DATA SHOWN
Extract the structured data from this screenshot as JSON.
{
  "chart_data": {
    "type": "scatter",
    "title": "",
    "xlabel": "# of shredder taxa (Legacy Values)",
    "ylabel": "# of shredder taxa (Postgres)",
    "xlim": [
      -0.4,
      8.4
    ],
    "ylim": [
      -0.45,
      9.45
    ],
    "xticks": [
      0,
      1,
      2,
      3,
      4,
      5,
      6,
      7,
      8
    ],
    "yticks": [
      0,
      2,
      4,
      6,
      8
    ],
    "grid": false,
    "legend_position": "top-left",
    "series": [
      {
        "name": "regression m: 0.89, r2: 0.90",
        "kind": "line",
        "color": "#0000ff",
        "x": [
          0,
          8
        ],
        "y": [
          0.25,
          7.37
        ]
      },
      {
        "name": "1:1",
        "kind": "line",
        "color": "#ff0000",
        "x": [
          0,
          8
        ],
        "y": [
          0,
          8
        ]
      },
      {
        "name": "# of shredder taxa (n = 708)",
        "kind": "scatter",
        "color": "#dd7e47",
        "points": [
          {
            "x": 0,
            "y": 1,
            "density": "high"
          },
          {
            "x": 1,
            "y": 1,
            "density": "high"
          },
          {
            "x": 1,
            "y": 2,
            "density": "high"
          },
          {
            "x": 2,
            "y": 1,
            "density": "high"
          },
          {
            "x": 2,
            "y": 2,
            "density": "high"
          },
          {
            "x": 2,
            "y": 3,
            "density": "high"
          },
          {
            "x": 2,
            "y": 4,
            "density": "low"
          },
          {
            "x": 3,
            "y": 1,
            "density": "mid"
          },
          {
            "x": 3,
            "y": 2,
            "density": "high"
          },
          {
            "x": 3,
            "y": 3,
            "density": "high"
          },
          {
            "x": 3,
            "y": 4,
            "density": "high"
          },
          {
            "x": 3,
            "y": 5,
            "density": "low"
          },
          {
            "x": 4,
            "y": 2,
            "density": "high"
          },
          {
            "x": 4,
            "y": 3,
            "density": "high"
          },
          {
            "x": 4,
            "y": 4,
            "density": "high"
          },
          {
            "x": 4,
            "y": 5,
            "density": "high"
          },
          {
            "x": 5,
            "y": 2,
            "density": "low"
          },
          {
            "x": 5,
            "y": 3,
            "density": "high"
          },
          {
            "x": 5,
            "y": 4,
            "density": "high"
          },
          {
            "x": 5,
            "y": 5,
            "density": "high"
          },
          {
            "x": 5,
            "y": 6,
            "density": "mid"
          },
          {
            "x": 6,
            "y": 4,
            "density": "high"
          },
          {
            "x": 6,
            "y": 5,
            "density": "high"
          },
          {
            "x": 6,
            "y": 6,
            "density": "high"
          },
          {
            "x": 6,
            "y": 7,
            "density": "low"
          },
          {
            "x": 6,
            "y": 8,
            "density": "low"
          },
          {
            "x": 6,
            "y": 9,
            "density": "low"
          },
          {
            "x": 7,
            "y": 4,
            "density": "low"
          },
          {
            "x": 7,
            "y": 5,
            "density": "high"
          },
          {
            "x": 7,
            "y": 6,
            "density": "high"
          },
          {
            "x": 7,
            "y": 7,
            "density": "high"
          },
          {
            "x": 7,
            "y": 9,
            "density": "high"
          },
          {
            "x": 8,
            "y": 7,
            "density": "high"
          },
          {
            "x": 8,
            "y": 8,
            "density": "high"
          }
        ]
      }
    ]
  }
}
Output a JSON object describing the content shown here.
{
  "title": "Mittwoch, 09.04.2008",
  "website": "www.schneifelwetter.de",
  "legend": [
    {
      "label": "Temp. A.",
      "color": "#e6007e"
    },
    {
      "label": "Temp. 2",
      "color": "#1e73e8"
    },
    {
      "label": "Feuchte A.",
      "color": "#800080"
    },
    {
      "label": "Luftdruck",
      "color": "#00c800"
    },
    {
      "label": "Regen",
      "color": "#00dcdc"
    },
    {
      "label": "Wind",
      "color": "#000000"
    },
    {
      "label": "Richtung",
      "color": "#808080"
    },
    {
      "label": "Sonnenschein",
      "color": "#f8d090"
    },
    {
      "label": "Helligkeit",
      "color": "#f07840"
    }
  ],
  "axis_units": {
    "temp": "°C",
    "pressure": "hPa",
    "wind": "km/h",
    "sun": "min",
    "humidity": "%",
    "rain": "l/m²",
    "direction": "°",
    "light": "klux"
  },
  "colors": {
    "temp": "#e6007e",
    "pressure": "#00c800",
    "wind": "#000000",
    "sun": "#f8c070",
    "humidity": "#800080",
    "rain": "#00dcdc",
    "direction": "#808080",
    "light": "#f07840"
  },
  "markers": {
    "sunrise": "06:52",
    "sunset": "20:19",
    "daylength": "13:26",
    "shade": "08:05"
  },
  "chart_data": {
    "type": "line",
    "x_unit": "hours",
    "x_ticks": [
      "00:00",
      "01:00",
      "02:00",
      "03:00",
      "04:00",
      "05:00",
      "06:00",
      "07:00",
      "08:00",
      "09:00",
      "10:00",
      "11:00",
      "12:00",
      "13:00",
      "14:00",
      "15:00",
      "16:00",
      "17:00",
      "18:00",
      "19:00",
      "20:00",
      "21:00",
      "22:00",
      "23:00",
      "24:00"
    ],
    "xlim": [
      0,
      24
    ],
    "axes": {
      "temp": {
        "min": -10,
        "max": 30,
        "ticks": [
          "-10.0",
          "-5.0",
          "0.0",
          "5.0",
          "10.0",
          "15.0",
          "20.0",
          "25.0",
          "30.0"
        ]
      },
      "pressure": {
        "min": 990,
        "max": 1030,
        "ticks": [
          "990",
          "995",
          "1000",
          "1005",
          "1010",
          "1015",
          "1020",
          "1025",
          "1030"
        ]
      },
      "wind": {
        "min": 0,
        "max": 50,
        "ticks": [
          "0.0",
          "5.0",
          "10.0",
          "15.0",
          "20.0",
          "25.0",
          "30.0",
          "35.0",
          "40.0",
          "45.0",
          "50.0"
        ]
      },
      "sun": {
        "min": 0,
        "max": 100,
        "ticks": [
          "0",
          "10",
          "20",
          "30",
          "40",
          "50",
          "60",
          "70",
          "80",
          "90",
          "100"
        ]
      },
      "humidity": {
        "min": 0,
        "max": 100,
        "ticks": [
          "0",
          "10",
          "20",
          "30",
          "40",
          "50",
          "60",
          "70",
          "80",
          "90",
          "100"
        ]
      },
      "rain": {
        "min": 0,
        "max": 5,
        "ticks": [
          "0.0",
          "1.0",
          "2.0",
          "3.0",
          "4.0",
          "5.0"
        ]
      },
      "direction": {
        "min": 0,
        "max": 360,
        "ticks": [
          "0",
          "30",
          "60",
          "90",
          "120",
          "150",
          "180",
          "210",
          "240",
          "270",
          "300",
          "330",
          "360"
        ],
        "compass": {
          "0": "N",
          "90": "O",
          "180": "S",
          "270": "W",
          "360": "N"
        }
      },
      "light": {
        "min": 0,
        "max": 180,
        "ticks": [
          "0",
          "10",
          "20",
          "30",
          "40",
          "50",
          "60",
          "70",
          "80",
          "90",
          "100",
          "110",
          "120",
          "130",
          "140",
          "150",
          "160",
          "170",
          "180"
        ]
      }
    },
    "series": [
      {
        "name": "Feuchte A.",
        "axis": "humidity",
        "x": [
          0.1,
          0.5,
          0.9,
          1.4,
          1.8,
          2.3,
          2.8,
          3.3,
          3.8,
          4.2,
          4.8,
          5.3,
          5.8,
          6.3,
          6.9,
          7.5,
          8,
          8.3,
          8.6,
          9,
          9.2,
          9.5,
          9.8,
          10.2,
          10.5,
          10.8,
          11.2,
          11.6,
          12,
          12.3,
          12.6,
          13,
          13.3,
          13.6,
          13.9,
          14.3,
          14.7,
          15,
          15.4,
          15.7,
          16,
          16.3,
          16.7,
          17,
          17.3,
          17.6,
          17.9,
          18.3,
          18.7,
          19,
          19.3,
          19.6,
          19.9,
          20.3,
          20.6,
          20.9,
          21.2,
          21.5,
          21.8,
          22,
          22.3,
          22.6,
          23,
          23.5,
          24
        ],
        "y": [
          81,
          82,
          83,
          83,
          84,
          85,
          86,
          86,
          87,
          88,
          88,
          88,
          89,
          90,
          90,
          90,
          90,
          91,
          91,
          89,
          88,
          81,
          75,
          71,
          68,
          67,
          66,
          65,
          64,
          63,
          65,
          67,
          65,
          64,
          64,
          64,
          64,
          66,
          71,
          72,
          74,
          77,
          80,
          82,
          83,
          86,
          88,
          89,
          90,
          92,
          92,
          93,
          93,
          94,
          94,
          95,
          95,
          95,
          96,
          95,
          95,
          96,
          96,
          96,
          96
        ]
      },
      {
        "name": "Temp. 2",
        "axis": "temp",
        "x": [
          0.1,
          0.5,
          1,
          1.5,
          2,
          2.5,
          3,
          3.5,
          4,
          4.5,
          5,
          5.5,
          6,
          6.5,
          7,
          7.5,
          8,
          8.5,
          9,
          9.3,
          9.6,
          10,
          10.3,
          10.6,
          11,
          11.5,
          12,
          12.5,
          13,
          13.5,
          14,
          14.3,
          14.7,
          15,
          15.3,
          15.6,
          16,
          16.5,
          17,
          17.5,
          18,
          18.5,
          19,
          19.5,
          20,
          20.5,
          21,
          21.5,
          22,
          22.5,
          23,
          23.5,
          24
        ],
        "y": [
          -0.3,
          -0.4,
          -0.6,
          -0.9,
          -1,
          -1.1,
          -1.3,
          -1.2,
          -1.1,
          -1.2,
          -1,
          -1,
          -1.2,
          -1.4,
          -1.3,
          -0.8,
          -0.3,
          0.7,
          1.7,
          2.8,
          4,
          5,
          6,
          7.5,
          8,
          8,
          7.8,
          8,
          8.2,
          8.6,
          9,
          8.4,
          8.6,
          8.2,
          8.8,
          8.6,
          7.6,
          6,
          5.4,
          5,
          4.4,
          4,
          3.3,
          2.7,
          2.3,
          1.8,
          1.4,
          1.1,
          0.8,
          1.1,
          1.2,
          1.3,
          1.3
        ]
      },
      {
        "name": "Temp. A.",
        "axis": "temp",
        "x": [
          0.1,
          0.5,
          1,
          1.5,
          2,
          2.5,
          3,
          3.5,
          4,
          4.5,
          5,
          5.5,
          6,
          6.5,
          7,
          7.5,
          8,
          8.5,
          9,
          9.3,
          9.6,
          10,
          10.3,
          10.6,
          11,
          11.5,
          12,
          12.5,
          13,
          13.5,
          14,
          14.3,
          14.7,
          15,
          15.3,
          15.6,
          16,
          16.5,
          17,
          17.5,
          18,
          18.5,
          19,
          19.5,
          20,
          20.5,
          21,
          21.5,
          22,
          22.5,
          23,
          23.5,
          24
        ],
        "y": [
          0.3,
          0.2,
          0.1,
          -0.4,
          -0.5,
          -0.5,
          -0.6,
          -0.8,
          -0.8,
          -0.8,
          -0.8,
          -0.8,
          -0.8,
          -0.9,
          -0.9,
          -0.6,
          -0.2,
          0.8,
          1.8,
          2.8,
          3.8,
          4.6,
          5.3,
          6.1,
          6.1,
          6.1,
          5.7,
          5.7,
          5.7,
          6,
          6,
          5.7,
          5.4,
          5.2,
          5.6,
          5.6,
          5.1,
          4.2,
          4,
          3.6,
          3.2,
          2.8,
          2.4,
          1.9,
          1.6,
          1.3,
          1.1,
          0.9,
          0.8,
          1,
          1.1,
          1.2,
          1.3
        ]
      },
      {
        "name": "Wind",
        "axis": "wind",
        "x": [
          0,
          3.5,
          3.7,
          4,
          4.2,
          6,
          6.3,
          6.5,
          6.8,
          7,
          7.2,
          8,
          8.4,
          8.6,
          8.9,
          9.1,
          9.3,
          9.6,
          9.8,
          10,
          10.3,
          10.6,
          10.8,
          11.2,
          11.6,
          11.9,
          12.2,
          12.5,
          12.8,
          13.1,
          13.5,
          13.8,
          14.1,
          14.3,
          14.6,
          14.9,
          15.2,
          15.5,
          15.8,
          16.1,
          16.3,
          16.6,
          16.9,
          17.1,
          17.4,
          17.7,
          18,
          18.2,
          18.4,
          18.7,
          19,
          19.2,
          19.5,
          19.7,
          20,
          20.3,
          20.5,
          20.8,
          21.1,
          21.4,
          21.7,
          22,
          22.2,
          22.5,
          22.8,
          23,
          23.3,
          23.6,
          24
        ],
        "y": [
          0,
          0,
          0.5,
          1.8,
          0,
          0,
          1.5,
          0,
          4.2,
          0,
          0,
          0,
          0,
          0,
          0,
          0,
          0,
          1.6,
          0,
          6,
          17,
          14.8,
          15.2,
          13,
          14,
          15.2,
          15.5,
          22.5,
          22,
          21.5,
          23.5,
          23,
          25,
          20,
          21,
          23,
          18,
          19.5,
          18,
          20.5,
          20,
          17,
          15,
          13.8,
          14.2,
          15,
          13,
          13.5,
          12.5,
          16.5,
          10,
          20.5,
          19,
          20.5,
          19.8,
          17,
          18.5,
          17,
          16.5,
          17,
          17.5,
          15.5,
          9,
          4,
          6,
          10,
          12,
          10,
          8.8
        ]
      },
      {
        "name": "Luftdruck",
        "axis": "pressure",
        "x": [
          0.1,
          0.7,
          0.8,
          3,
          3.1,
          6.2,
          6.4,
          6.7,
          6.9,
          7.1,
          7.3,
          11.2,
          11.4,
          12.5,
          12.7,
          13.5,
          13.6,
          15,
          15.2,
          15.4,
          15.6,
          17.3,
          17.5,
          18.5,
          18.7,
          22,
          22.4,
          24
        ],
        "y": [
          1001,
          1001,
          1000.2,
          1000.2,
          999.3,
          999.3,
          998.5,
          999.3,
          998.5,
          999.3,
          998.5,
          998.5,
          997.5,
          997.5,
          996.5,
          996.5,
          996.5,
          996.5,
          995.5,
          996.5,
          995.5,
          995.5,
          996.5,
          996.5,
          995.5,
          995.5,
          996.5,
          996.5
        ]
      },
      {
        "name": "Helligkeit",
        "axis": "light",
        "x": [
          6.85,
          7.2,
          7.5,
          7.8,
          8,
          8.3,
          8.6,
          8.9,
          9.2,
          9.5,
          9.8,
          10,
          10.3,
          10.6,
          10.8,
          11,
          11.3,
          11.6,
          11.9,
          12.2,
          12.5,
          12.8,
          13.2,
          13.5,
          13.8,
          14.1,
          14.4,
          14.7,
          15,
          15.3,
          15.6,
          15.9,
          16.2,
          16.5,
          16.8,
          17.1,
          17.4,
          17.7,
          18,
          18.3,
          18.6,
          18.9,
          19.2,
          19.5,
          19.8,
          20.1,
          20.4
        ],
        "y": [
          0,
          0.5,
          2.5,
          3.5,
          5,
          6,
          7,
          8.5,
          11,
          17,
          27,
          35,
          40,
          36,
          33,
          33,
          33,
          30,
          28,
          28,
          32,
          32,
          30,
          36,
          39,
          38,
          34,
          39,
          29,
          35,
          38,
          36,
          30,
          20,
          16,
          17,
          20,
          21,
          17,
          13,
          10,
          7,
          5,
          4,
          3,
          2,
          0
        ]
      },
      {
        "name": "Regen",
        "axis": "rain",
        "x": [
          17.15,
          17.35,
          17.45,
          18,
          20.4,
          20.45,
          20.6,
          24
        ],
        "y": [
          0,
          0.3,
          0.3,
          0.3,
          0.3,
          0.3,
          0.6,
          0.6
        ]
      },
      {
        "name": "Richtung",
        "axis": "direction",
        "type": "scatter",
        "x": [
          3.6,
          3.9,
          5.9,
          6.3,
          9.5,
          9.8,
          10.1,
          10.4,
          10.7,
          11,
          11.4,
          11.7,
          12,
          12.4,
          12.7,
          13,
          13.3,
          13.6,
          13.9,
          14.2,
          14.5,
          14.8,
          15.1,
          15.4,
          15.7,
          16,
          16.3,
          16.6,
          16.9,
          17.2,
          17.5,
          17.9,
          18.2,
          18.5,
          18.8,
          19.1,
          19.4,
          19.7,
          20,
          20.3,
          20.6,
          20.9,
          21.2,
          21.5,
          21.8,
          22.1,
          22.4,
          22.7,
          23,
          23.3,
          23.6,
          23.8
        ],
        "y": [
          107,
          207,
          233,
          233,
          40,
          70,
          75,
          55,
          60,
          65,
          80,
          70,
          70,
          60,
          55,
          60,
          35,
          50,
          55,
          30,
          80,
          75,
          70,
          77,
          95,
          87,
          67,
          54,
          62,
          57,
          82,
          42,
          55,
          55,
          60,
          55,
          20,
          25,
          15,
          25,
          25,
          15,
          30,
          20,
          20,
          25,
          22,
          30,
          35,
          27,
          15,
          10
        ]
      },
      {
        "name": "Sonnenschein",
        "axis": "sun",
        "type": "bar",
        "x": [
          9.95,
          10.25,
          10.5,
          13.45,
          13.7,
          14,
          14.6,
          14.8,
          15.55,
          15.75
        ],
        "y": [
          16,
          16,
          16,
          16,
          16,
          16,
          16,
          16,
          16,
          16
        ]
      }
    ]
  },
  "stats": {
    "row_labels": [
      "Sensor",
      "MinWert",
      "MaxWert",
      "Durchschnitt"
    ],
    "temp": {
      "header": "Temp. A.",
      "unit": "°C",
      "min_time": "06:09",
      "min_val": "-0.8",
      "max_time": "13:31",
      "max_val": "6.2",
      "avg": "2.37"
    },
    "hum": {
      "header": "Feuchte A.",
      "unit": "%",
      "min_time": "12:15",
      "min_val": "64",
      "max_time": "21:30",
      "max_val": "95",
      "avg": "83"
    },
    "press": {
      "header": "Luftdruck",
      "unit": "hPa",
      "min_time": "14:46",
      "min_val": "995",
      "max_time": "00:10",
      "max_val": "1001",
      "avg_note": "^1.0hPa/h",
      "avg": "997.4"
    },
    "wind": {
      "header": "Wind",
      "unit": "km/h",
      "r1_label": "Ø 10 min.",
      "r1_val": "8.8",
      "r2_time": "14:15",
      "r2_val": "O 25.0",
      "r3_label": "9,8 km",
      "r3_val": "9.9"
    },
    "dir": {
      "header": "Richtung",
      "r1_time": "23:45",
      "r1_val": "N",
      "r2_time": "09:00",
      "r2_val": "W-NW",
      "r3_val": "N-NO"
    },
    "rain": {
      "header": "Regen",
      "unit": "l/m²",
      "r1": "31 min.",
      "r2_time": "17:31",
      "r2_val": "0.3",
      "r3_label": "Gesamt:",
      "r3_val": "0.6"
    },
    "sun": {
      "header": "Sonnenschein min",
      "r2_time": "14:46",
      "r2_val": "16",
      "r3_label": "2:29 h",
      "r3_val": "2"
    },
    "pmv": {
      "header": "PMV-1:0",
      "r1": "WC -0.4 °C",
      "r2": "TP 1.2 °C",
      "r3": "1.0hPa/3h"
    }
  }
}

YOUR INSTRUCTIONS
Give only a number: how many lines of the data hold the string "Regen"?

RESULT BELOW
3